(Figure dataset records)
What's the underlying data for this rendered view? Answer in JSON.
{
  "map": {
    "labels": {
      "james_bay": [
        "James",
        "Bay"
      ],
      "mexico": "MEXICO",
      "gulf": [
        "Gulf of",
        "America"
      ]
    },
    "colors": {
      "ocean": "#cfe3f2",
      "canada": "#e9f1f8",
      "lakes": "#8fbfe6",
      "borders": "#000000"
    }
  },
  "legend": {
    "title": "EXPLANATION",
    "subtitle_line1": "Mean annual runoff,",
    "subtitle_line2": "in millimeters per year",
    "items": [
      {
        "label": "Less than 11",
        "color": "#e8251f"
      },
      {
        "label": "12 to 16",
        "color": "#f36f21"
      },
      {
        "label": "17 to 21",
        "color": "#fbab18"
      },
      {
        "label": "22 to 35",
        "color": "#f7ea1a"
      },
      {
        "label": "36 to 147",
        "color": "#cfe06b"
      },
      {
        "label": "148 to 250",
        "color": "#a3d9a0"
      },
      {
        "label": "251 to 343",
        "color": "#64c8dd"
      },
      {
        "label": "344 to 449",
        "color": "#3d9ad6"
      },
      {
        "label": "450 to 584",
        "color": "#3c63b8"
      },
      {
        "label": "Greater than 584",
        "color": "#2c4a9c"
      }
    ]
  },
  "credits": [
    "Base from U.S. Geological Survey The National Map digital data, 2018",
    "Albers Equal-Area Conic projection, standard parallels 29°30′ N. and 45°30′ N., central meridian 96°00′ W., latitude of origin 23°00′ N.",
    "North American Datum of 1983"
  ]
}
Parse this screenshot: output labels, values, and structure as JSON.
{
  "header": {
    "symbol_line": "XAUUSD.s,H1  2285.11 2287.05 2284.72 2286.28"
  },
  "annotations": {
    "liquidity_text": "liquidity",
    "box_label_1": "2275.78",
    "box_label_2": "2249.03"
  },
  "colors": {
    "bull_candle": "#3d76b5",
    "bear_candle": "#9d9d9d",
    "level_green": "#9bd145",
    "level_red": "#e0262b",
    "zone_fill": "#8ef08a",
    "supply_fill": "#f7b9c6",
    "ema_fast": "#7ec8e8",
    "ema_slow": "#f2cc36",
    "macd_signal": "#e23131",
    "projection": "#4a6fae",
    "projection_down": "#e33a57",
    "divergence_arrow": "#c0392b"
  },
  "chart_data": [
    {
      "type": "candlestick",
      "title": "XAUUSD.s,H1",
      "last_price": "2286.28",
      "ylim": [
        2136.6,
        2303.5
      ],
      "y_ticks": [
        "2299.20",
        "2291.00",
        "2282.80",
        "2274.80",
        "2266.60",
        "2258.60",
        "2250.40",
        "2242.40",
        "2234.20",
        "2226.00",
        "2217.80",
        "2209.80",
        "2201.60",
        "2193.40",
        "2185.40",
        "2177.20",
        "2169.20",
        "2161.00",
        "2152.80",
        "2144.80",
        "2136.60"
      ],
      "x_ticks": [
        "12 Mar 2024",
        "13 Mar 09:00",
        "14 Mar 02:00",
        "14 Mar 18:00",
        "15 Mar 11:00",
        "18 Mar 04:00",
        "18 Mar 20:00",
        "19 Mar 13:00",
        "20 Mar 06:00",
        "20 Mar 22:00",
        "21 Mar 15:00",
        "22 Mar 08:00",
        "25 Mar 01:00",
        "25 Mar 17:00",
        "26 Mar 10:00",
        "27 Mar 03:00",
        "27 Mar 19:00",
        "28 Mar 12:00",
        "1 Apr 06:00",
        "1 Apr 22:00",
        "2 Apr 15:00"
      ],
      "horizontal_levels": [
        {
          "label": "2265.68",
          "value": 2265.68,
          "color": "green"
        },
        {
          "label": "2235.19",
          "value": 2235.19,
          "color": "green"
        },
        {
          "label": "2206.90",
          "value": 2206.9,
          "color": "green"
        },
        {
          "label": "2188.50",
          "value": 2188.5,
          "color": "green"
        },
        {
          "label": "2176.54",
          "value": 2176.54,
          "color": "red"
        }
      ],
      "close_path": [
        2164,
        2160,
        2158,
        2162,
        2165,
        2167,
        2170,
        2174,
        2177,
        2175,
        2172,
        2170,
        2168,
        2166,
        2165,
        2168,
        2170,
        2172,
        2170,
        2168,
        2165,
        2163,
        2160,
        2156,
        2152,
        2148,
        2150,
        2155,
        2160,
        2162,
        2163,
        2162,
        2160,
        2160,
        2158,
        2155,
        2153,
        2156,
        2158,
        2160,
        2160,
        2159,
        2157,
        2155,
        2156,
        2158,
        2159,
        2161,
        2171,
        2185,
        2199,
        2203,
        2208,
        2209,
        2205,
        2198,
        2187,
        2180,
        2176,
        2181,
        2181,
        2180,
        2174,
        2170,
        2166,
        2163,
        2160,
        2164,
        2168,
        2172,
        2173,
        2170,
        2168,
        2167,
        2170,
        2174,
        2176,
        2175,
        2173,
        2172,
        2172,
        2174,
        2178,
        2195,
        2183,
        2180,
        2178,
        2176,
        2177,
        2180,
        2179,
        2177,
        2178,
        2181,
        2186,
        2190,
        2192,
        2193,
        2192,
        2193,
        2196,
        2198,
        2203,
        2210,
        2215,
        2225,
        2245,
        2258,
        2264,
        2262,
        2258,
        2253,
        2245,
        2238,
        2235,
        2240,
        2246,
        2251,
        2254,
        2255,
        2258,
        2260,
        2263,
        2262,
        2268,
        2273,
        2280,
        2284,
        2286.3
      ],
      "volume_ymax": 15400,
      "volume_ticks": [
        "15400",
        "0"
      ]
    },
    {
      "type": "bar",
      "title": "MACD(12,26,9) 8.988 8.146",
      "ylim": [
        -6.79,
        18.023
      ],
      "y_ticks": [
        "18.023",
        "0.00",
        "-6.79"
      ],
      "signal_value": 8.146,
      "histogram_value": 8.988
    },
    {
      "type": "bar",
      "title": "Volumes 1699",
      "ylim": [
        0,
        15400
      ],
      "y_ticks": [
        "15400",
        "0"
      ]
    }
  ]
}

Required work
Return all of the data word for word.

Answer to this problem
What's the underlying data for this rendered view? Answer in JSON.
{
  "map": {
    "labels": {
      "james_bay": [
        "James",
        "Bay"
      ],
      "mexico": "MEXICO",
      "gulf": [
        "Gulf of",
        "America"
      ]
    },
    "colors": {
      "ocean": "#cfe3f2",
      "canada": "#e9f1f8",
      "lakes": "#8fbfe6",
      "borders": "#000000"
    }
  },
  "legend": {
    "title": "EXPLANATION",
    "subtitle_line1": "Mean annual runoff,",
    "subtitle_line2": "in millimeters per year",
    "items": [
      {
        "label": "Less than 11",
        "color": "#e8251f"
      },
      {
        "label": "12 to 16",
        "color": "#f36f21"
      },
      {
        "label": "17 to 21",
        "color": "#fbab18"
      },
      {
        "label": "22 to 35",
        "color": "#f7ea1a"
      },
      {
        "label": "36 to 147",
        "color": "#cfe06b"
      },
      {
        "label": "148 to 250",
        "color": "#a3d9a0"
      },
      {
        "label": "251 to 343",
        "color": "#64c8dd"
      },
      {
        "label": "344 to 449",
        "color": "#3d9ad6"
      },
      {
        "label": "450 to 584",
        "color": "#3c63b8"
      },
      {
        "label": "Greater than 584",
        "color": "#2c4a9c"
      }
    ]
  },
  "credits": [
    "Base from U.S. Geological Survey The National Map digital data, 2018",
    "Albers Equal-Area Conic projection, standard parallels 29°30′ N. and 45°30′ N., central meridian 96°00′ W., latitude of origin 23°00′ N.",
    "North American Datum of 1983"
  ]
}
Parse this screenshot: output labels, values, and structure as JSON.
{
  "header": {
    "symbol_line": "XAUUSD.s,H1  2285.11 2287.05 2284.72 2286.28"
  },
  "annotations": {
    "liquidity_text": "liquidity",
    "box_label_1": "2275.78",
    "box_label_2": "2249.03"
  },
  "colors": {
    "bull_candle": "#3d76b5",
    "bear_candle": "#9d9d9d",
    "level_green": "#9bd145",
    "level_red": "#e0262b",
    "zone_fill": "#8ef08a",
    "supply_fill": "#f7b9c6",
    "ema_fast": "#7ec8e8",
    "ema_slow": "#f2cc36",
    "macd_signal": "#e23131",
    "projection": "#4a6fae",
    "projection_down": "#e33a57",
    "divergence_arrow": "#c0392b"
  },
  "chart_data": [
    {
      "type": "candlestick",
      "title": "XAUUSD.s,H1",
      "last_price": "2286.28",
      "ylim": [
        2136.6,
        2303.5
      ],
      "y_ticks": [
        "2299.20",
        "2291.00",
        "2282.80",
        "2274.80",
        "2266.60",
        "2258.60",
        "2250.40",
        "2242.40",
        "2234.20",
        "2226.00",
        "2217.80",
        "2209.80",
        "2201.60",
        "2193.40",
        "2185.40",
        "2177.20",
        "2169.20",
        "2161.00",
        "2152.80",
        "2144.80",
        "2136.60"
      ],
      "x_ticks": [
        "12 Mar 2024",
        "13 Mar 09:00",
        "14 Mar 02:00",
        "14 Mar 18:00",
        "15 Mar 11:00",
        "18 Mar 04:00",
        "18 Mar 20:00",
        "19 Mar 13:00",
        "20 Mar 06:00",
        "20 Mar 22:00",
        "21 Mar 15:00",
        "22 Mar 08:00",
        "25 Mar 01:00",
        "25 Mar 17:00",
        "26 Mar 10:00",
        "27 Mar 03:00",
        "27 Mar 19:00",
        "28 Mar 12:00",
        "1 Apr 06:00",
        "1 Apr 22:00",
        "2 Apr 15:00"
      ],
      "horizontal_levels": [
        {
          "label": "2265.68",
          "value": 2265.68,
          "color": "green"
        },
        {
          "label": "2235.19",
          "value": 2235.19,
          "color": "green"
        },
        {
          "label": "2206.90",
          "value": 2206.9,
          "color": "green"
        },
        {
          "label": "2188.50",
          "value": 2188.5,
          "color": "green"
        },
        {
          "label": "2176.54",
          "value": 2176.54,
          "color": "red"
        }
      ],
      "close_path": [
        2164,
        2160,
        2158,
        2162,
        2165,
        2167,
        2170,
        2174,
        2177,
        2175,
        2172,
        2170,
        2168,
        2166,
        2165,
        2168,
        2170,
        2172,
        2170,
        2168,
        2165,
        2163,
        2160,
        2156,
        2152,
        2148,
        2150,
        2155,
        2160,
        2162,
        2163,
        2162,
        2160,
        2160,
        2158,
        2155,
        2153,
        2156,
        2158,
        2160,
        2160,
        2159,
        2157,
        2155,
        2156,
        2158,
        2159,
        2161,
        2171,
        2185,
        2199,
        2203,
        2208,
        2209,
        2205,
        2198,
        2187,
        2180,
        2176,
        2181,
        2181,
        2180,
        2174,
        2170,
        2166,
        2163,
        2160,
        2164,
        2168,
        2172,
        2173,
        2170,
        2168,
        2167,
        2170,
        2174,
        2176,
        2175,
        2173,
        2172,
        2172,
        2174,
        2178,
        2195,
        2183,
        2180,
        2178,
        2176,
        2177,
        2180,
        2179,
        2177,
        2178,
        2181,
        2186,
        2190,
        2192,
        2193,
        2192,
        2193,
        2196,
        2198,
        2203,
        2210,
        2215,
        2225,
        2245,
        2258,
        2264,
        2262,
        2258,
        2253,
        2245,
        2238,
        2235,
        2240,
        2246,
        2251,
        2254,
        2255,
        2258,
        2260,
        2263,
        2262,
        2268,
        2273,
        2280,
        2284,
        2286.3
      ],
      "volume_ymax": 15400,
      "volume_ticks": [
        "15400",
        "0"
      ]
    },
    {
      "type": "bar",
      "title": "MACD(12,26,9) 8.988 8.146",
      "ylim": [
        -6.79,
        18.023
      ],
      "y_ticks": [
        "18.023",
        "0.00",
        "-6.79"
      ],
      "signal_value": 8.146,
      "histogram_value": 8.988
    },
    {
      "type": "bar",
      "title": "Volumes 1699",
      "ylim": [
        0,
        15400
      ],
      "y_ticks": [
        "15400",
        "0"
      ]
    }
  ]
}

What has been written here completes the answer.